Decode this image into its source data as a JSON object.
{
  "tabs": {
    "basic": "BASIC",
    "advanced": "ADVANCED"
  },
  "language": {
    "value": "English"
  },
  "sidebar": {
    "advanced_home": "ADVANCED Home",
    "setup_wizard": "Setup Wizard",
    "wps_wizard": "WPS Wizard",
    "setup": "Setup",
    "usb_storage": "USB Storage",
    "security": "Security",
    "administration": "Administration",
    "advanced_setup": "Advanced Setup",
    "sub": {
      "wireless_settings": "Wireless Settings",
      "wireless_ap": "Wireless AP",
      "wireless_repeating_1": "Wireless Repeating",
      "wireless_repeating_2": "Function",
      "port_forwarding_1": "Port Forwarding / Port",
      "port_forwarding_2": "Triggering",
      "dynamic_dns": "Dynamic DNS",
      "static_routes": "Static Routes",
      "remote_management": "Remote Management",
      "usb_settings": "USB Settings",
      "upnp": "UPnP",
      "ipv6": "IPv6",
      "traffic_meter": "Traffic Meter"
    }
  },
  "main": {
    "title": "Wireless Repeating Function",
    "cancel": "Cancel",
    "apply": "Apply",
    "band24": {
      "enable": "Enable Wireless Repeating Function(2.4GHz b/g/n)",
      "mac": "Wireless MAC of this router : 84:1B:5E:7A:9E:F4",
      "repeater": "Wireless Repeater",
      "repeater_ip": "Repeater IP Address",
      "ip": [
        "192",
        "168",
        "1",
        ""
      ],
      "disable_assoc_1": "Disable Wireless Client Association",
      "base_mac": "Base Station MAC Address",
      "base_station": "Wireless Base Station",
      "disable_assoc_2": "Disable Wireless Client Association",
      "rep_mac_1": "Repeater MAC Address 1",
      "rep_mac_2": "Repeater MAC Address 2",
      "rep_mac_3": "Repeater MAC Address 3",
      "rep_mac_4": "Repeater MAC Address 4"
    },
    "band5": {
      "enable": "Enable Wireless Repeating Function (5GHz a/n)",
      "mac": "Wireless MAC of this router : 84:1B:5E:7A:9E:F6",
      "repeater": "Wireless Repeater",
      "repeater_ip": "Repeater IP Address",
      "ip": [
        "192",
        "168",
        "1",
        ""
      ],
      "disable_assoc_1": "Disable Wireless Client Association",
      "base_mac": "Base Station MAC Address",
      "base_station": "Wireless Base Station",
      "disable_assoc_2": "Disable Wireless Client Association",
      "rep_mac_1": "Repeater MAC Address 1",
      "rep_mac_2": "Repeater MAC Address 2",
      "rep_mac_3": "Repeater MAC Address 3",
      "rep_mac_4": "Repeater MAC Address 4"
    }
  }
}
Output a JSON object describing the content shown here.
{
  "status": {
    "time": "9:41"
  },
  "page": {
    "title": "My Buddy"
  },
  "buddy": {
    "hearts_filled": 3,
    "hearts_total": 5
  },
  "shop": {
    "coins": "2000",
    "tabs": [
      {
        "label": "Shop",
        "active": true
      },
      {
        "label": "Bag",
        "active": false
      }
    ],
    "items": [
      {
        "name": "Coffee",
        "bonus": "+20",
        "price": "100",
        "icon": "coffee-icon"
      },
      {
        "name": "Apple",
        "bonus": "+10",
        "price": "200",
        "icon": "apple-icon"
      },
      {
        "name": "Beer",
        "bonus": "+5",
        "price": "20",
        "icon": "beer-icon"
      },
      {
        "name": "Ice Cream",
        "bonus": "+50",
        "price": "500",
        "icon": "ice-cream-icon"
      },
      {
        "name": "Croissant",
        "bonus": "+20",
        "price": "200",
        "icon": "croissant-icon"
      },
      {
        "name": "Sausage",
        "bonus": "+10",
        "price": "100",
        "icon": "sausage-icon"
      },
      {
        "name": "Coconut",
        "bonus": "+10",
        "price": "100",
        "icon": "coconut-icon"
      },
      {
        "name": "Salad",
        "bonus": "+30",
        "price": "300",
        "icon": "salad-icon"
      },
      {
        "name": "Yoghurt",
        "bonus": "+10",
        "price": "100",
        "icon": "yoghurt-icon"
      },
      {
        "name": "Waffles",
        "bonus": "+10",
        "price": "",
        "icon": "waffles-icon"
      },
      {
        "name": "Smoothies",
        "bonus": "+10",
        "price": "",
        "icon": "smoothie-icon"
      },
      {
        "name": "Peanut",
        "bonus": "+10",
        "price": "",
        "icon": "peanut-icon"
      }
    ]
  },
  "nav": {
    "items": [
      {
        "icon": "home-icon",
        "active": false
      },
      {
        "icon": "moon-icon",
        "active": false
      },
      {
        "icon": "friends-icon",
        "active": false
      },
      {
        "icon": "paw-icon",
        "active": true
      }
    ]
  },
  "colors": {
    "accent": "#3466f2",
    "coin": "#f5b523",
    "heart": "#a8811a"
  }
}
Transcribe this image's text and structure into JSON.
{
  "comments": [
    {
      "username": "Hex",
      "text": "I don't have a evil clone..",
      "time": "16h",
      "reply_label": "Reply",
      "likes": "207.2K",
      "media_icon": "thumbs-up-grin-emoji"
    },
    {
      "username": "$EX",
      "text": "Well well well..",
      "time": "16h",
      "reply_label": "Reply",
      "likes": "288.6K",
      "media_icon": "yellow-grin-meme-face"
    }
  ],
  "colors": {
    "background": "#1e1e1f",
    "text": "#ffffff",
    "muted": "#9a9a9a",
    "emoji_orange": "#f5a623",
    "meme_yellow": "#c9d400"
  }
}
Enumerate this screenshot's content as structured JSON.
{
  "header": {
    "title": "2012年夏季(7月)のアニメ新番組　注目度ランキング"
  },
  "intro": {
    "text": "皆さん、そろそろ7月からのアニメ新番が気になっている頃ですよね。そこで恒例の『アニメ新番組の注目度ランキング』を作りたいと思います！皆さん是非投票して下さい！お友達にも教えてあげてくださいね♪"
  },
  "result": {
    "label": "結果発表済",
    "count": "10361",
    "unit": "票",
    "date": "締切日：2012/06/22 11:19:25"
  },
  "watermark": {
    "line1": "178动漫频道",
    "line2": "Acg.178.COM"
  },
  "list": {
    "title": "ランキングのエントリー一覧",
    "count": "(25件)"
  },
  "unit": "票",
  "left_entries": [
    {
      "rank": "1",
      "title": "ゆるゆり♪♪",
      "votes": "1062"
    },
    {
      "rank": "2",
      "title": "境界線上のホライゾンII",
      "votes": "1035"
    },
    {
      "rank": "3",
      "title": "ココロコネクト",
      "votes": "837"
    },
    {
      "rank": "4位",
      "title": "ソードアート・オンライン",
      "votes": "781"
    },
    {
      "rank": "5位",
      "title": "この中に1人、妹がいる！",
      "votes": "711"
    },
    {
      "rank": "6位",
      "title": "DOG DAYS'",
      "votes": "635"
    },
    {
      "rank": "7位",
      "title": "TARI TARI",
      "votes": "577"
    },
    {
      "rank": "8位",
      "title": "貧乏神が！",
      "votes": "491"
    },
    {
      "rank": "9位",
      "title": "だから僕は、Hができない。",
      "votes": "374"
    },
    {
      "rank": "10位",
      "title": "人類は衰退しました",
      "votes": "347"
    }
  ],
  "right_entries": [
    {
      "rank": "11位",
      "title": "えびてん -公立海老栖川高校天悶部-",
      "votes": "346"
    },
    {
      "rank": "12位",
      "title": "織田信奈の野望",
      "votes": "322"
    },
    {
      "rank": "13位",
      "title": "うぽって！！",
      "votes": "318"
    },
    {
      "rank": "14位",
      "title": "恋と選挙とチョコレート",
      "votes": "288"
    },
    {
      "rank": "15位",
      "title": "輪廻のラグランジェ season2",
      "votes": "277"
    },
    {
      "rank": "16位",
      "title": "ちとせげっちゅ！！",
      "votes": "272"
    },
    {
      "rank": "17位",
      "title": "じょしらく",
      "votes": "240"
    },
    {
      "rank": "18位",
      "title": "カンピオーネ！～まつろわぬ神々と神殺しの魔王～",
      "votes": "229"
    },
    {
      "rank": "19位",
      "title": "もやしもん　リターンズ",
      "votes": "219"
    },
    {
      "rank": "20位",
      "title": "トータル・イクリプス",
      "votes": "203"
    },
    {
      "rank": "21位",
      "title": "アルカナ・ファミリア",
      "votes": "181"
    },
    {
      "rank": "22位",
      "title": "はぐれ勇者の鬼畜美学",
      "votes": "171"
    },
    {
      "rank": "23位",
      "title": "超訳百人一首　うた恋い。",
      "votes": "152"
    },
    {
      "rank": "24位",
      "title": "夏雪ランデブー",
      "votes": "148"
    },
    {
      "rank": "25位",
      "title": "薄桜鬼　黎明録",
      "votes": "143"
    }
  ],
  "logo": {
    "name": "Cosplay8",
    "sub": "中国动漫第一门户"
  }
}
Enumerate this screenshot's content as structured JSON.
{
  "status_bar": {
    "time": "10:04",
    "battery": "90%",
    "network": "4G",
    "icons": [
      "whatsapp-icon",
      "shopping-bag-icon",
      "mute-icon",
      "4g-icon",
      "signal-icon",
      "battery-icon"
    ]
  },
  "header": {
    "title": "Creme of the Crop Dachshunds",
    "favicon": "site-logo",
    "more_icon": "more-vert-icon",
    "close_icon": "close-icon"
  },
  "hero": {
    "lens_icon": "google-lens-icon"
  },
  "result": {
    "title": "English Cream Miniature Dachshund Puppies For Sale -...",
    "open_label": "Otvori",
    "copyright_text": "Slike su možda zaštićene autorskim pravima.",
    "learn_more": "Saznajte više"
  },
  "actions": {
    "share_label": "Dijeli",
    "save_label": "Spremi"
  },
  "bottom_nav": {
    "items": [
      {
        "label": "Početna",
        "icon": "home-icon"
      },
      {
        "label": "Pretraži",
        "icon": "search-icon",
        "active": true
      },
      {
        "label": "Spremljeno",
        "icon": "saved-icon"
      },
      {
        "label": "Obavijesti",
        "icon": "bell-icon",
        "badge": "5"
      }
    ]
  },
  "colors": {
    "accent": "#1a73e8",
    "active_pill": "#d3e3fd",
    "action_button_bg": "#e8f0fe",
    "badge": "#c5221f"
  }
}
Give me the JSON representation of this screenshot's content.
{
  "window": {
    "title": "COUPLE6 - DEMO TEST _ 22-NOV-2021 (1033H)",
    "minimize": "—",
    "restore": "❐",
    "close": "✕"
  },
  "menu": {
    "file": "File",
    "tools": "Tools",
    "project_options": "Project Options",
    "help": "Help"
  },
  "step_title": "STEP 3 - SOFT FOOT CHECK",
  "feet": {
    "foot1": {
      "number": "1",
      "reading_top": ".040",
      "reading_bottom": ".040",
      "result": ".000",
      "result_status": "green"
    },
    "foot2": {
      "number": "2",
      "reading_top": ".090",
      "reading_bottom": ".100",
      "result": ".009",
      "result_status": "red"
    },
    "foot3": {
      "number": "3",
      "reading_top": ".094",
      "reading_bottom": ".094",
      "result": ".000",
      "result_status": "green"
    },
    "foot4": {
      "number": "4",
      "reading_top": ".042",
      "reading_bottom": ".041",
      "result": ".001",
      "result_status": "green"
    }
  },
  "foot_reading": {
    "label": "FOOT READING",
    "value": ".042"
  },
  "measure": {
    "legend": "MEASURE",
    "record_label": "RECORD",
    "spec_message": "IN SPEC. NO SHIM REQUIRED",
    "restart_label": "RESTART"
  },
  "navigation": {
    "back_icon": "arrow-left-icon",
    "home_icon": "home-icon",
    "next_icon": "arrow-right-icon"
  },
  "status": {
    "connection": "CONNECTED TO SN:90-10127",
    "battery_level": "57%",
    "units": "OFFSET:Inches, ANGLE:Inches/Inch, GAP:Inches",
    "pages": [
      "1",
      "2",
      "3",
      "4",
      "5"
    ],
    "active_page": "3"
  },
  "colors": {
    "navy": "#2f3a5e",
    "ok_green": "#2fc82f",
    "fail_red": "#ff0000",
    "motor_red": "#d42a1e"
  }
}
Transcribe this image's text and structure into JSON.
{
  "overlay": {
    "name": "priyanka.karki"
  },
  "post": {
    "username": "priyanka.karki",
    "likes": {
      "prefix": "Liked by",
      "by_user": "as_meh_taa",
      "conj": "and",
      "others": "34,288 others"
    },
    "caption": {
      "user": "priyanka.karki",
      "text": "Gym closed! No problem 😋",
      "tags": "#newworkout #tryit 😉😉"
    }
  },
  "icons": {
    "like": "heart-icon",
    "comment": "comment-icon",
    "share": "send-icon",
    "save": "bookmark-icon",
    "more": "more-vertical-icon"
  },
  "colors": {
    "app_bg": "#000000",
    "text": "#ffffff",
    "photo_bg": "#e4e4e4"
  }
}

__Requirement__
Look through the material and copy each line that has "Wizard".

__Written response__
    "setup_wizard": "Setup Wizard",
    "wps_wizard": "WPS Wizard",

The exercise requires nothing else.